_WHAT YOU WILL DO_
Which lines in the data below contain the word "were"? Copy each of them.

Page transcription entries:
-- Opening Marker --

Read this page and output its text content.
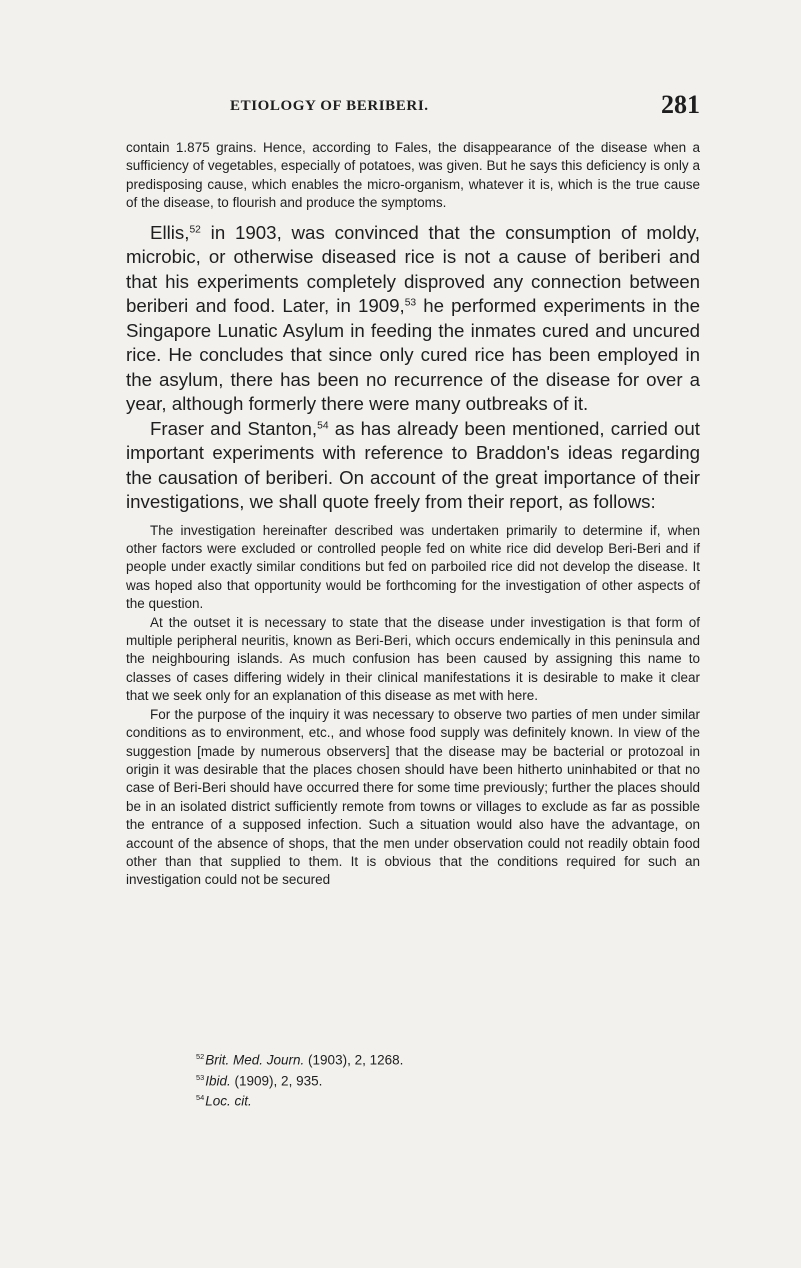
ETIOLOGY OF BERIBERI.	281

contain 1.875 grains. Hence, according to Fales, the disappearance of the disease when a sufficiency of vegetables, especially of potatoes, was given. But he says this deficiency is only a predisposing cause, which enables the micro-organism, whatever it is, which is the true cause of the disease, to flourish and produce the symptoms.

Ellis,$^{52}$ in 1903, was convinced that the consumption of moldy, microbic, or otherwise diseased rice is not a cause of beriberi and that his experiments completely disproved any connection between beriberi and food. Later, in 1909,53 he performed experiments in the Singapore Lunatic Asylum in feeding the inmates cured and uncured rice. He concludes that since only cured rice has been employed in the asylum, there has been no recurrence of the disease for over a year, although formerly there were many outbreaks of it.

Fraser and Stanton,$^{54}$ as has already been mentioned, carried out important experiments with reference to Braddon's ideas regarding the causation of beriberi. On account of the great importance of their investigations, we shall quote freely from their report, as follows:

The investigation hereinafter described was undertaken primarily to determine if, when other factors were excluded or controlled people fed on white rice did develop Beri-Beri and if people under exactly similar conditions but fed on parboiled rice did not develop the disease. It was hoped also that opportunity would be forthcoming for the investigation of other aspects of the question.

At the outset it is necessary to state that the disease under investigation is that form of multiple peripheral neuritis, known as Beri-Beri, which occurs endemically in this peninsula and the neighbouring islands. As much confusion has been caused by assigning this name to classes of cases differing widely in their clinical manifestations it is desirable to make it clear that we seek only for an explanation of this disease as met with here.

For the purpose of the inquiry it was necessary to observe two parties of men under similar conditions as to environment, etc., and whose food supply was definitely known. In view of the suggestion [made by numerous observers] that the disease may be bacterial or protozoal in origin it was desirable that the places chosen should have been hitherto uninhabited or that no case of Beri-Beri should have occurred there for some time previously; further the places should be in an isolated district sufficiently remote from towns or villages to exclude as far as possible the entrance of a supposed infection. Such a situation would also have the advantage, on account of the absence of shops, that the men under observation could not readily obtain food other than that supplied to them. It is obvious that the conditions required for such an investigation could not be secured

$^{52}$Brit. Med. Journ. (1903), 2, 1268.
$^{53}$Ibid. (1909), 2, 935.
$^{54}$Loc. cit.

-- Closing Marker --

_OUTPUT FOR THIS EXERCISE_
Ellis,$^{52}$ in 1903, was convinced that the consumption of moldy, microbic, or otherwise diseased rice is not a cause of beriberi and that his experiments completely disproved any connection between beriberi and food. Later, in 1909,53 he performed experiments in the Singapore Lunatic Asylum in feeding the inmates cured and uncured rice. He concludes that since only cured rice has been employed in the asylum, there has been no recurrence of the disease for over a year, although formerly there were many outbreaks of it.
The investigation hereinafter described was undertaken primarily to determine if, when other factors were excluded or controlled people fed on white rice did develop Beri-Beri and if people under exactly similar conditions but fed on parboiled rice did not develop the disease. It was hoped also that opportunity would be forthcoming for the investigation of other aspects of the question.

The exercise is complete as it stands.